# [Dataset entries]
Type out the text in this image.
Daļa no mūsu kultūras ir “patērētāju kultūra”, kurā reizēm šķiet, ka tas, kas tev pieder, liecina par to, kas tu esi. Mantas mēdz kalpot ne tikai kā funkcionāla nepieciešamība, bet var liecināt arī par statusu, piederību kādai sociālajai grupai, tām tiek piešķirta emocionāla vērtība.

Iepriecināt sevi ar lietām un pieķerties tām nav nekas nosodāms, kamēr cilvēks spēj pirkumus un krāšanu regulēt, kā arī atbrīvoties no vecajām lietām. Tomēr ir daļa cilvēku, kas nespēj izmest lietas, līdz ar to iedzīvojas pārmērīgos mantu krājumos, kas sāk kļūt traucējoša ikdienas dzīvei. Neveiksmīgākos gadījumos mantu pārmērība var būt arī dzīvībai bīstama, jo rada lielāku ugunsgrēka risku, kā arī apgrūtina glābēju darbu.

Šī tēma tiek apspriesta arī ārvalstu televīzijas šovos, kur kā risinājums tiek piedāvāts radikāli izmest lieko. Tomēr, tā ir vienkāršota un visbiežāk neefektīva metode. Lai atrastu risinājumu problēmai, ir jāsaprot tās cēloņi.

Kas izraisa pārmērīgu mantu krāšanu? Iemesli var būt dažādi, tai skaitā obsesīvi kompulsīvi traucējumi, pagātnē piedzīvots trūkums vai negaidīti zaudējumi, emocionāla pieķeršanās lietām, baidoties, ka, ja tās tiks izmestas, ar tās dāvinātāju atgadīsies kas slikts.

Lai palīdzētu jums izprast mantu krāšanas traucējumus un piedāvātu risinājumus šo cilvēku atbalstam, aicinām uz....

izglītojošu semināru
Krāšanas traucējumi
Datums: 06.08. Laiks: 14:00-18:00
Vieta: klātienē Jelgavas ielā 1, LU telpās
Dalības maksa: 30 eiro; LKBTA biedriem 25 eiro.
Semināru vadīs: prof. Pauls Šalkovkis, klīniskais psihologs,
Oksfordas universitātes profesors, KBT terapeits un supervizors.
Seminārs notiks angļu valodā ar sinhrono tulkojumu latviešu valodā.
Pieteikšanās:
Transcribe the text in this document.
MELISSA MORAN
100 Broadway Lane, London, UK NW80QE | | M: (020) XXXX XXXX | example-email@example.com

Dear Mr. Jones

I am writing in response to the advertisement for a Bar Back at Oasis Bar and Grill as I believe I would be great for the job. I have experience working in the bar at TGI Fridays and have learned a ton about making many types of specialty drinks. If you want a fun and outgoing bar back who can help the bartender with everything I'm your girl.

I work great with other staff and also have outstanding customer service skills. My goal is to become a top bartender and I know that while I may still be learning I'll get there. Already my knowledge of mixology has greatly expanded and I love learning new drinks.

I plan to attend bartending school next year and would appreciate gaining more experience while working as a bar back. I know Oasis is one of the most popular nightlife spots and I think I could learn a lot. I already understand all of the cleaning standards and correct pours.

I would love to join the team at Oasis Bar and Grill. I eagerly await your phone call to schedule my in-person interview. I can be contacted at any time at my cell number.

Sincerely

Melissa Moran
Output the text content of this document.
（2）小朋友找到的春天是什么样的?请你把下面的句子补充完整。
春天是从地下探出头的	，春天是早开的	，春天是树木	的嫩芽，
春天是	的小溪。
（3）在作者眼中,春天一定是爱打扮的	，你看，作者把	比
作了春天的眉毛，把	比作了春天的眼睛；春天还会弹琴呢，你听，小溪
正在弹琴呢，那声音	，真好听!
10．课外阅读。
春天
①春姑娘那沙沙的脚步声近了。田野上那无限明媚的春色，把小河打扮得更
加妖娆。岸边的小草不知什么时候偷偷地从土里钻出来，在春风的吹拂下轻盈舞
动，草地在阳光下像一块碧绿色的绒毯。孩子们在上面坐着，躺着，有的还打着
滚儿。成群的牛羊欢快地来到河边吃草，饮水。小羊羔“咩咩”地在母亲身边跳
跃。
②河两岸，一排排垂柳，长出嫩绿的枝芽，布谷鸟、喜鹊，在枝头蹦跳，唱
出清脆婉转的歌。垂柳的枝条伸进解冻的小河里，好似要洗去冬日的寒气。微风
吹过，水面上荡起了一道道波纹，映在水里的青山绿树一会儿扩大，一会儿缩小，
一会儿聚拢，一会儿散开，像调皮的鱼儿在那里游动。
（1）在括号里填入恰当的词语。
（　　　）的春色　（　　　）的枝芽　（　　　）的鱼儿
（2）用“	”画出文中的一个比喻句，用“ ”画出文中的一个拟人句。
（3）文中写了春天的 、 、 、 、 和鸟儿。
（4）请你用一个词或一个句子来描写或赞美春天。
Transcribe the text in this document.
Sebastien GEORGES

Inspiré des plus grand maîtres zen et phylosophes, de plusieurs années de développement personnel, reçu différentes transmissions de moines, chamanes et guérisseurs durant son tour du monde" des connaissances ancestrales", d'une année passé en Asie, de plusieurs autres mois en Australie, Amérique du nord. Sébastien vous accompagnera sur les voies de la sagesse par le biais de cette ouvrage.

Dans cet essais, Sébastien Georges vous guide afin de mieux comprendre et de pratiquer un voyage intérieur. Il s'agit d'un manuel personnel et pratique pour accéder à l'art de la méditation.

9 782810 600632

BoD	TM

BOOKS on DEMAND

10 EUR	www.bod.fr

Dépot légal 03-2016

# [The request]
Copy out all the entries shown above, character for character.

# [Reply]
Type out the text in this image.
Daļa no mūsu kultūras ir “patērētāju kultūra”, kurā reizēm šķiet, ka tas, kas tev pieder, liecina par to, kas tu esi. Mantas mēdz kalpot ne tikai kā funkcionāla nepieciešamība, bet var liecināt arī par statusu, piederību kādai sociālajai grupai, tām tiek piešķirta emocionāla vērtība.

Iepriecināt sevi ar lietām un pieķerties tām nav nekas nosodāms, kamēr cilvēks spēj pirkumus un krāšanu regulēt, kā arī atbrīvoties no vecajām lietām. Tomēr ir daļa cilvēku, kas nespēj izmest lietas, līdz ar to iedzīvojas pārmērīgos mantu krājumos, kas sāk kļūt traucējoša ikdienas dzīvei. Neveiksmīgākos gadījumos mantu pārmērība var būt arī dzīvībai bīstama, jo rada lielāku ugunsgrēka risku, kā arī apgrūtina glābēju darbu.

Šī tēma tiek apspriesta arī ārvalstu televīzijas šovos, kur kā risinājums tiek piedāvāts radikāli izmest lieko. Tomēr, tā ir vienkāršota un visbiežāk neefektīva metode. Lai atrastu risinājumu problēmai, ir jāsaprot tās cēloņi.

Kas izraisa pārmērīgu mantu krāšanu? Iemesli var būt dažādi, tai skaitā obsesīvi kompulsīvi traucējumi, pagātnē piedzīvots trūkums vai negaidīti zaudējumi, emocionāla pieķeršanās lietām, baidoties, ka, ja tās tiks izmestas, ar tās dāvinātāju atgadīsies kas slikts.

Lai palīdzētu jums izprast mantu krāšanas traucējumus un piedāvātu risinājumus šo cilvēku atbalstam, aicinām uz....

izglītojošu semināru
Krāšanas traucējumi
Datums: 06.08. Laiks: 14:00-18:00
Vieta: klātienē Jelgavas ielā 1, LU telpās
Dalības maksa: 30 eiro; LKBTA biedriem 25 eiro.
Semināru vadīs: prof. Pauls Šalkovkis, klīniskais psihologs,
Oksfordas universitātes profesors, KBT terapeits un supervizors.
Seminārs notiks angļu valodā ar sinhrono tulkojumu latviešu valodā.
Pieteikšanās:
Transcribe the text in this document.
MELISSA MORAN
100 Broadway Lane, London, UK NW80QE | | M: (020) XXXX XXXX | example-email@example.com

Dear Mr. Jones

I am writing in response to the advertisement for a Bar Back at Oasis Bar and Grill as I believe I would be great for the job. I have experience working in the bar at TGI Fridays and have learned a ton about making many types of specialty drinks. If you want a fun and outgoing bar back who can help the bartender with everything I'm your girl.

I work great with other staff and also have outstanding customer service skills. My goal is to become a top bartender and I know that while I may still be learning I'll get there. Already my knowledge of mixology has greatly expanded and I love learning new drinks.

I plan to attend bartending school next year and would appreciate gaining more experience while working as a bar back. I know Oasis is one of the most popular nightlife spots and I think I could learn a lot. I already understand all of the cleaning standards and correct pours.

I would love to join the team at Oasis Bar and Grill. I eagerly await your phone call to schedule my in-person interview. I can be contacted at any time at my cell number.

Sincerely

Melissa Moran
Output the text content of this document.
（2）小朋友找到的春天是什么样的?请你把下面的句子补充完整。
春天是从地下探出头的	，春天是早开的	，春天是树木	的嫩芽，
春天是	的小溪。
（3）在作者眼中,春天一定是爱打扮的	，你看，作者把	比
作了春天的眉毛，把	比作了春天的眼睛；春天还会弹琴呢，你听，小溪
正在弹琴呢，那声音	，真好听!
10．课外阅读。
春天
①春姑娘那沙沙的脚步声近了。田野上那无限明媚的春色，把小河打扮得更
加妖娆。岸边的小草不知什么时候偷偷地从土里钻出来，在春风的吹拂下轻盈舞
动，草地在阳光下像一块碧绿色的绒毯。孩子们在上面坐着，躺着，有的还打着
滚儿。成群的牛羊欢快地来到河边吃草，饮水。小羊羔“咩咩”地在母亲身边跳
跃。
②河两岸，一排排垂柳，长出嫩绿的枝芽，布谷鸟、喜鹊，在枝头蹦跳，唱
出清脆婉转的歌。垂柳的枝条伸进解冻的小河里，好似要洗去冬日的寒气。微风
吹过，水面上荡起了一道道波纹，映在水里的青山绿树一会儿扩大，一会儿缩小，
一会儿聚拢，一会儿散开，像调皮的鱼儿在那里游动。
（1）在括号里填入恰当的词语。
（　　　）的春色　（　　　）的枝芽　（　　　）的鱼儿
（2）用“	”画出文中的一个比喻句，用“ ”画出文中的一个拟人句。
（3）文中写了春天的 、 、 、 、 和鸟儿。
（4）请你用一个词或一个句子来描写或赞美春天。
Transcribe the text in this document.
Sebastien GEORGES

Inspiré des plus grand maîtres zen et phylosophes, de plusieurs années de développement personnel, reçu différentes transmissions de moines, chamanes et guérisseurs durant son tour du monde" des connaissances ancestrales", d'une année passé en Asie, de plusieurs autres mois en Australie, Amérique du nord. Sébastien vous accompagnera sur les voies de la sagesse par le biais de cette ouvrage.

Dans cet essais, Sébastien Georges vous guide afin de mieux comprendre et de pratiquer un voyage intérieur. Il s'agit d'un manuel personnel et pratique pour accéder à l'art de la méditation.

9 782810 600632

BoD	TM

BOOKS on DEMAND

10 EUR	www.bod.fr

Dépot légal 03-2016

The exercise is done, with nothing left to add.